◆ Set task ◆
Using the Dáil speech on the Brexit consequential provisions bill, explain in one to three sentences why the speaker says that preparing for Brexit is not a neutral, ideology-free task.

◆ Text section ◆
####
Dáil debates

Thursday, 28 February 2019

Withdrawal of the United Kingdom from the European Union (Consequential Provisions) Bill 2019: Second Stage (Resumed)

 

5:35 pm

Photo of Paul MurphyPaul Murphy (Dublin South West, Solidarity) | Oireachtas source

Everyone in this House and society will agree we need to prepare for Brexit but doing so is not a neutral class-free, agenda-free, ideology-free task, with the exception of dealing with the many legal formalities and so on. Making these legal changes is fine but the approach of the Government and the majority of parties in this House in preparing for Brexit involves a continuation of their general policy, which serves the interests of the capitalist class and big business in this country. This is primarily through the mechanism of quite neoliberal economic policies. This is what is new and what has substance in this Bill as opposed to necessary legal and technical changes. The basic thrust of the Bill is to give greater facilities to State agencies, without democratic oversight, to give subsidies to companies as a response to Brexit. That is the most essential new element of what is here. Crucially, it is from public money, without resulting in public ownership and a changed nature of the economy.

We agree absolutely on the need to prepare for Brexit but we look at this from a very different standpoint, namely, that of working-class, ordinary people in this country. It should happen at State level but my colleagues will have raised the point about having a conference of workers from across this island and Britain to prepare to resist any attempt to place the burden of Brexit on working class people. The objective would also be to protect jobs, conditions, etc. The same applies in terms of what we think a government on the left would do in preparing for Brexit. It would be different in that, instead of the thrust being increasing the capacity of the State to dole out public money to private companies, it would be to seek to say there should be no attack on workers' living standards, no unemployment and no redundancies as a result of Brexit. While public resources should be used, they should be used in a way that is linked to the idea of public ownership and a changed model of the economy, as opposed to the very unsustainable model we currently have. I propose a model fundamentally based on a socialist industrial policy and a planned economy. Some of the unsustainable aspects of the Irish economy are exposed in the current discussion.
####
◆ Given data ◆

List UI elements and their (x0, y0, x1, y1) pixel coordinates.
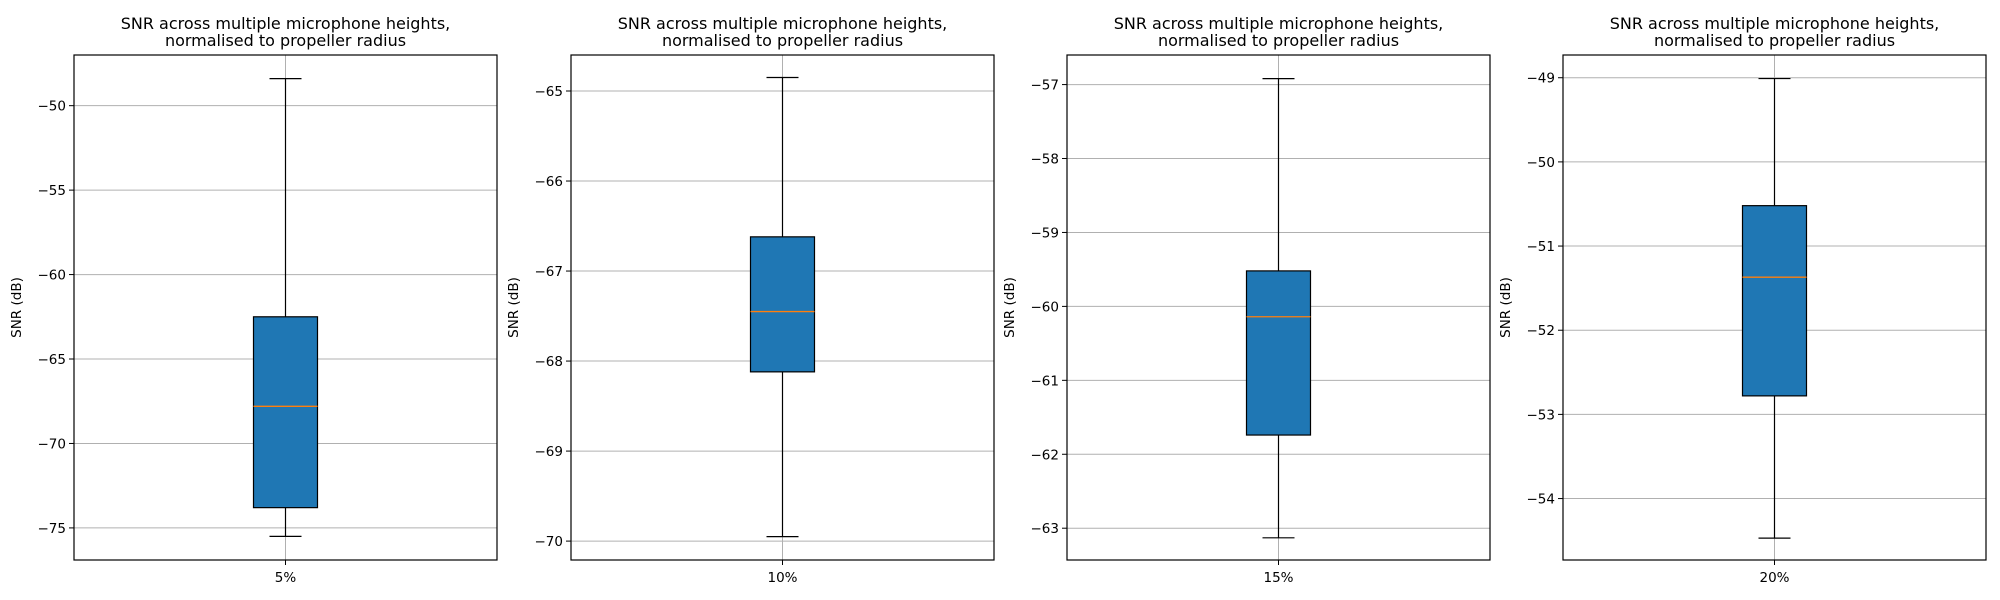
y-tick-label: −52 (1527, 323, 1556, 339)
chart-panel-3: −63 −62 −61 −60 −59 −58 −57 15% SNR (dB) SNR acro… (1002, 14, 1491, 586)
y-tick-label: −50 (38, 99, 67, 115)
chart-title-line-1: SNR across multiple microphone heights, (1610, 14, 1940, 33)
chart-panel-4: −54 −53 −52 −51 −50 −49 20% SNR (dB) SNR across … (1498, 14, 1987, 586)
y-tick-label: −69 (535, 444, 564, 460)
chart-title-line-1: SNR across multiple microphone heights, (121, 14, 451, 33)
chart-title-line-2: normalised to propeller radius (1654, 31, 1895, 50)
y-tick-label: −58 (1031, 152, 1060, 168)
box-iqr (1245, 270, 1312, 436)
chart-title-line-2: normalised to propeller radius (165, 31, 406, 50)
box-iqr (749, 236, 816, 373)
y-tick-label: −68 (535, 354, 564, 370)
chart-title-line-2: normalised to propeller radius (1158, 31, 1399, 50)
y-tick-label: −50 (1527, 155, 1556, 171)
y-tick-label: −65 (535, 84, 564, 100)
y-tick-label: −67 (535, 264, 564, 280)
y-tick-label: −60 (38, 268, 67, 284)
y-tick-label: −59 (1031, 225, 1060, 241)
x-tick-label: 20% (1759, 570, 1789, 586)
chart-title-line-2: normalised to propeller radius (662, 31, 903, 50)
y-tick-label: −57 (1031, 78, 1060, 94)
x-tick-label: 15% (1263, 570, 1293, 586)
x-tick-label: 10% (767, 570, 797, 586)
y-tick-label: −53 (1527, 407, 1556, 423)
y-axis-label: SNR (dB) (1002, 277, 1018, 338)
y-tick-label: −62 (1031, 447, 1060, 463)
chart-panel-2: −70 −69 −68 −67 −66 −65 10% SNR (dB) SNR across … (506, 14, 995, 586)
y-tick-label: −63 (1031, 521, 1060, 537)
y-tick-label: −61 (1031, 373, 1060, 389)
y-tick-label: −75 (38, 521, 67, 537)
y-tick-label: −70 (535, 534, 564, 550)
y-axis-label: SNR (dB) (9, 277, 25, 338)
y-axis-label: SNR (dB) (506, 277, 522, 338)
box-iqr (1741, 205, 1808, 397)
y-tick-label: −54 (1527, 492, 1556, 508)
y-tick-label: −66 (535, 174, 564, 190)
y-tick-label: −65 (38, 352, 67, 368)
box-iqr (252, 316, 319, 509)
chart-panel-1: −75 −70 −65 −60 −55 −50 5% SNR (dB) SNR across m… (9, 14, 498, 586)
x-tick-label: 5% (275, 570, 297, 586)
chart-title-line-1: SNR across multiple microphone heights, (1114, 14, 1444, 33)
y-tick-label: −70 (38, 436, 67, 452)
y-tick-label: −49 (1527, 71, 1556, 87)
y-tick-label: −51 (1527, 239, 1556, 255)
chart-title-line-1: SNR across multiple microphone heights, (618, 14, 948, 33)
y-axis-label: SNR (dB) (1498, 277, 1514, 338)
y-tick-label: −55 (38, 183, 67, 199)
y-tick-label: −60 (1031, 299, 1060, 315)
####
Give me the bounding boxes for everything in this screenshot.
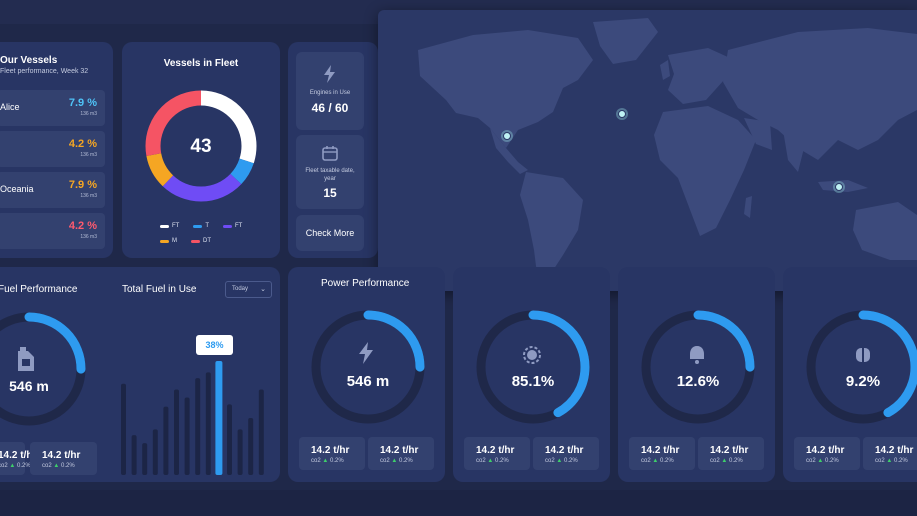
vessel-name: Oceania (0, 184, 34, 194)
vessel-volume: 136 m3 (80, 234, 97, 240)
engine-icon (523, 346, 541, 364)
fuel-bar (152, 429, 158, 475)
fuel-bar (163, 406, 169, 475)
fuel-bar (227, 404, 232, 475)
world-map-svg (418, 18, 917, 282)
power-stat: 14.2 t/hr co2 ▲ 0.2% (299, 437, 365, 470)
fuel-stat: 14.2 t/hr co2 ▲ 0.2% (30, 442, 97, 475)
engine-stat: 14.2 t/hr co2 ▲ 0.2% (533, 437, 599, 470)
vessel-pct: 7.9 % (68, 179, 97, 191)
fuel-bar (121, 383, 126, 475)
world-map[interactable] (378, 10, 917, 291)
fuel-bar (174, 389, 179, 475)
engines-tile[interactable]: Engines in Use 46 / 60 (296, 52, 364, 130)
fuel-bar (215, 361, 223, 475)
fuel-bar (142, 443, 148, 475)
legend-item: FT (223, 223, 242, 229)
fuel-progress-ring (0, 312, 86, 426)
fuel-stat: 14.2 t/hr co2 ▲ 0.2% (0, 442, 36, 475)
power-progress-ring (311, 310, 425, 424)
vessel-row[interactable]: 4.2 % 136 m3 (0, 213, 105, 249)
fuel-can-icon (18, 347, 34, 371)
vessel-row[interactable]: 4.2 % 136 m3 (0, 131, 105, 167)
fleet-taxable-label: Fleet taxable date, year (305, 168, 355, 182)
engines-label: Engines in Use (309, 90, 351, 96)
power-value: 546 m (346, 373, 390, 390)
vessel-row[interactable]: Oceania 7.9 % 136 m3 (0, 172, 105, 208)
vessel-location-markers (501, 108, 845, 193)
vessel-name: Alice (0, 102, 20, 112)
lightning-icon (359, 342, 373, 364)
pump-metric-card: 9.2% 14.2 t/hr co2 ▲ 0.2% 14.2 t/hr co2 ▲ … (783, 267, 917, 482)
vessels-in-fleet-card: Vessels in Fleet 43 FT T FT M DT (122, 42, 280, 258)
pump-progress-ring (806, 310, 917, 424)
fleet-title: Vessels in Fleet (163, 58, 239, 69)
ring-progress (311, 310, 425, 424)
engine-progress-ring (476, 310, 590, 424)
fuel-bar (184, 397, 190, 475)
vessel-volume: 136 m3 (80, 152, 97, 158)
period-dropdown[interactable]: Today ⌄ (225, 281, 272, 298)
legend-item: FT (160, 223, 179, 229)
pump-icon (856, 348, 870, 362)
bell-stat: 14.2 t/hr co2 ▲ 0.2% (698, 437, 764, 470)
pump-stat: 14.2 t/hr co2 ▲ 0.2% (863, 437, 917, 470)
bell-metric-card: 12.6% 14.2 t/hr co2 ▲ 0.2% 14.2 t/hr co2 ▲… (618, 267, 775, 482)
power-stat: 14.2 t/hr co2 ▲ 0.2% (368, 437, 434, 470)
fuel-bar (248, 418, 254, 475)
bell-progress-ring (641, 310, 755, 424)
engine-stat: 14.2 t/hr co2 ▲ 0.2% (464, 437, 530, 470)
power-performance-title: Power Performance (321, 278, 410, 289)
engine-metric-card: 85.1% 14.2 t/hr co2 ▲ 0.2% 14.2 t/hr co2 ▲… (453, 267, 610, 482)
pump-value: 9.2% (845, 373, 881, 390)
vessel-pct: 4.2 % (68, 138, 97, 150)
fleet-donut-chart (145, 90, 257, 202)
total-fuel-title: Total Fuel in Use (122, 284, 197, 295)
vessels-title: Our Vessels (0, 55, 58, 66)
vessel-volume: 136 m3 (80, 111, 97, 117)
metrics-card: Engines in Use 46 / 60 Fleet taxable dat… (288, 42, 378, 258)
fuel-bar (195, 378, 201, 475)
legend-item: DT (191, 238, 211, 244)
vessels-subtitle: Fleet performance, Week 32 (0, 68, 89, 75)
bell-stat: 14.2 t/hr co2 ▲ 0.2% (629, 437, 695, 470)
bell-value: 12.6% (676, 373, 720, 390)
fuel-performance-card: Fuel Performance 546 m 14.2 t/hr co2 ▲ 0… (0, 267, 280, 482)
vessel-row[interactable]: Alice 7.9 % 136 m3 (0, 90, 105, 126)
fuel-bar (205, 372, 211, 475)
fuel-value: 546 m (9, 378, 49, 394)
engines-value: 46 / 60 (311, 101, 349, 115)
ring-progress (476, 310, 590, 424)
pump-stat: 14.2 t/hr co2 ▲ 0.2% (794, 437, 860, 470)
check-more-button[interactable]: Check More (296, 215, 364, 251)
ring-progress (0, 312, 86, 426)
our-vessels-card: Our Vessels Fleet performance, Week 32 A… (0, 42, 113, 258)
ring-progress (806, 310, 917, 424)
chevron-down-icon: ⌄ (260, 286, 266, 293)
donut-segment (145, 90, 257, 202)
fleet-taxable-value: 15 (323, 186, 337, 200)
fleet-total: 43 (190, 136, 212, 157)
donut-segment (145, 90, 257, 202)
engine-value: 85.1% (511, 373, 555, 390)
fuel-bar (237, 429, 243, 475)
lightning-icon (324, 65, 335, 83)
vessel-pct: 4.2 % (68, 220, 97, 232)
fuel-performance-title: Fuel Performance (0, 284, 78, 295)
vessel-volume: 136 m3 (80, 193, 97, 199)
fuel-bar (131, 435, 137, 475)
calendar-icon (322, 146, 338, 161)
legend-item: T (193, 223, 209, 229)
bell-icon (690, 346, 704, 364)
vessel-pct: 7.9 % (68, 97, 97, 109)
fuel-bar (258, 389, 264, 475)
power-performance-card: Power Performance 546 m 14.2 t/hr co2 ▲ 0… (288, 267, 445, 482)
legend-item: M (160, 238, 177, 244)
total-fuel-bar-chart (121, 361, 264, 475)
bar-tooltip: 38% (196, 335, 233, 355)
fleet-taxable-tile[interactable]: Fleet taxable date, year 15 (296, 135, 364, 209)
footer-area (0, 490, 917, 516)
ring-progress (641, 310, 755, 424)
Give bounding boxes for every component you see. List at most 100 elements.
####
◆ Exercise solution ◆
Apart from the legal and technical changes, the approach of the Government and most parties continues their general policy. The speaker says that policy serves the capitalist class and big business, mainly through neoliberal economic policies. The Bill's main new element lets State agencies give companies subsidies from public money without democratic oversight and without leading to public ownership.